*Job:*
Rewrite the lines below as a JSON list of strings, with one string for each line. Skip any blank lines and leave the pictures out.

*Entries:*

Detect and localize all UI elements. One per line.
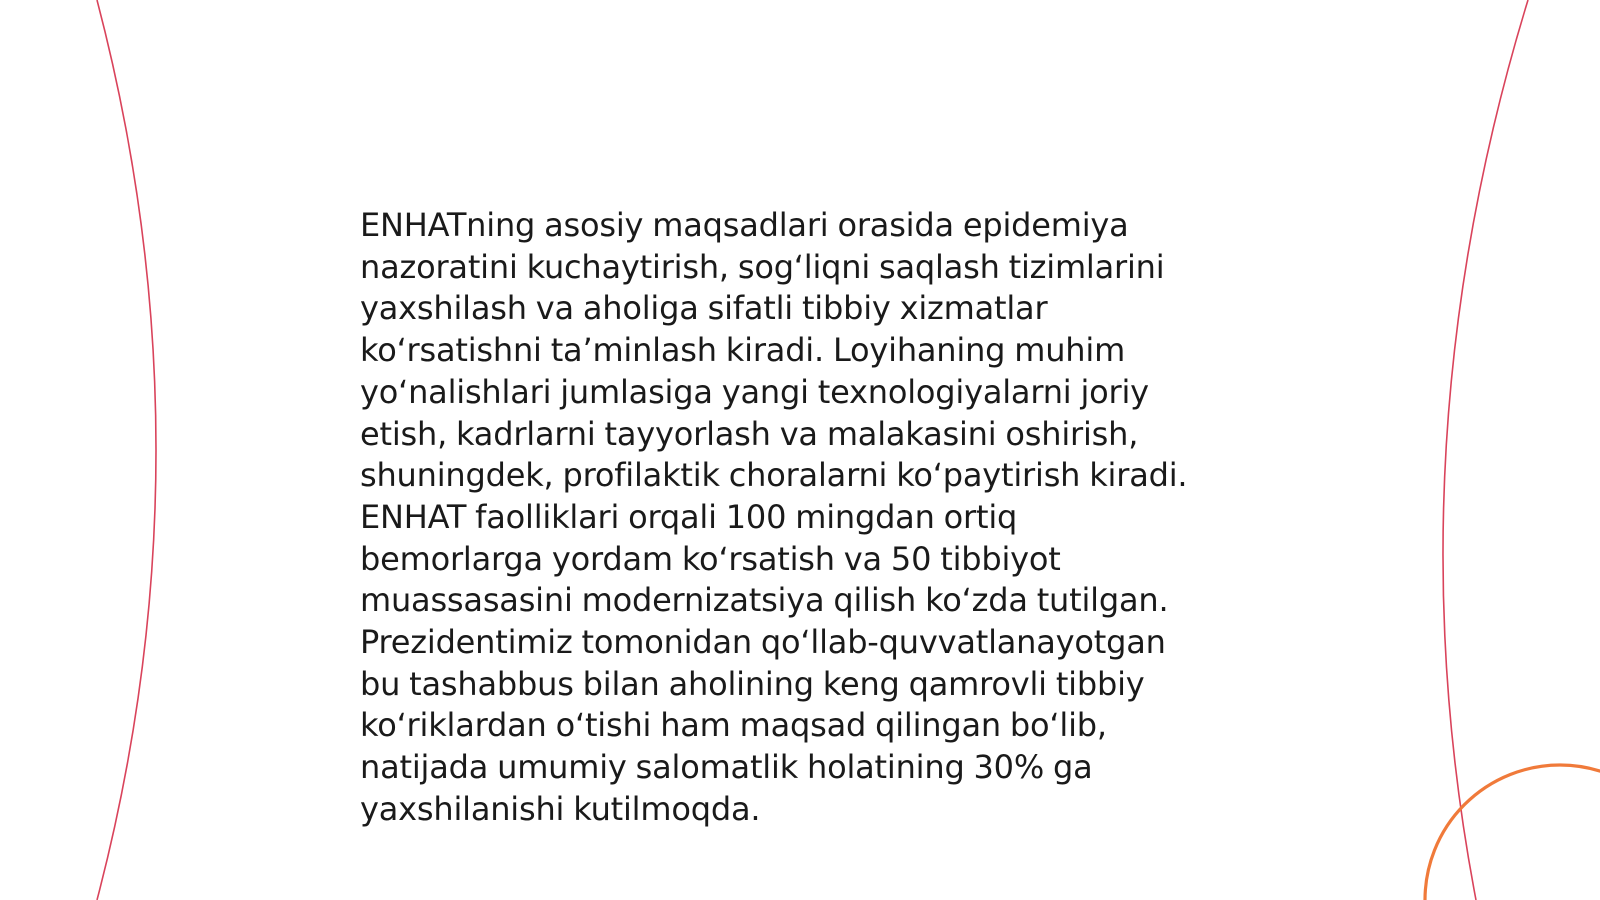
left-arc-line — [97, 0, 156, 900]
right-arc-line — [1443, 0, 1528, 900]
slide-body-text: ENHATning asosiy maqsadlari orasida epidemiya nazoratini kuchaytirish, sog‘liqni saqlash tizimlarini yaxshilash va aholiga sifatli tibbiy xizmatlar ko‘rsatishni ta’minlash kiradi. Loyihaning muhim yo‘nalishlari jumlasiga yangi texnologiyalarni joriy etish, kadrlarni tayyorlash va malakasini oshirish, shuningdek, profilaktik choralarni ko‘paytirish kiradi. ENHAT faolliklari orqali 100 mingdan ortiq bemorlarga yordam ko‘rsatish va 50 tibbiyot muassasasini modernizatsiya qilish ko‘zda tutilgan. Prezidentimiz tomonidan qo‘llab-quvvatlanayotgan bu tashabbus bilan aholining keng qamrovli tibbiy ko‘riklardan o‘tishi ham maqsad qilingan bo‘lib, natijada umumiy salomatlik holatining 30% ga yaxshilanishi kutilmoqda. — [360, 206, 1188, 828]
accent-circle — [1425, 765, 1600, 900]
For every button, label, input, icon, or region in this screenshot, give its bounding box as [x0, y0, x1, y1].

*Written answer:*
[
  "Detect and localize all UI elements. One per line.",
  "left-arc-line — [97, 0, 156, 900]",
  "right-arc-line — [1443, 0, 1528, 900]",
  "slide-body-text: ENHATning asosiy maqsadlari orasida epidemiya nazoratini kuchaytirish, sog‘liqni saqlash tizimlarini yaxshilash va aholiga sifatli tibbiy xizmatlar ko‘rsatishni ta’minlash kiradi. Loyihaning muhim yo‘nalishlari jumlasiga yangi texnologiyalarni joriy etish, kadrlarni tayyorlash va malakasini oshirish, shuningdek, profilaktik choralarni ko‘paytirish kiradi. ENHAT faolliklari orqali 100 mingdan ortiq bemorlarga yordam ko‘rsatish va 50 tibbiyot muassasasini modernizatsiya qilish ko‘zda tutilgan. Prezidentimiz tomonidan qo‘llab-quvvatlanayotgan bu tashabbus bilan aholining keng qamrovli tibbiy ko‘riklardan o‘tishi ham maqsad qilingan bo‘lib, natijada umumiy salomatlik holatining 30% ga yaxshilanishi kutilmoqda. — [360, 206, 1188, 828]",
  "accent-circle — [1425, 765, 1600, 900]",
  "For every button, label, input, icon, or region in this screenshot, give its bounding box as [x0, y0, x1, y1]."
]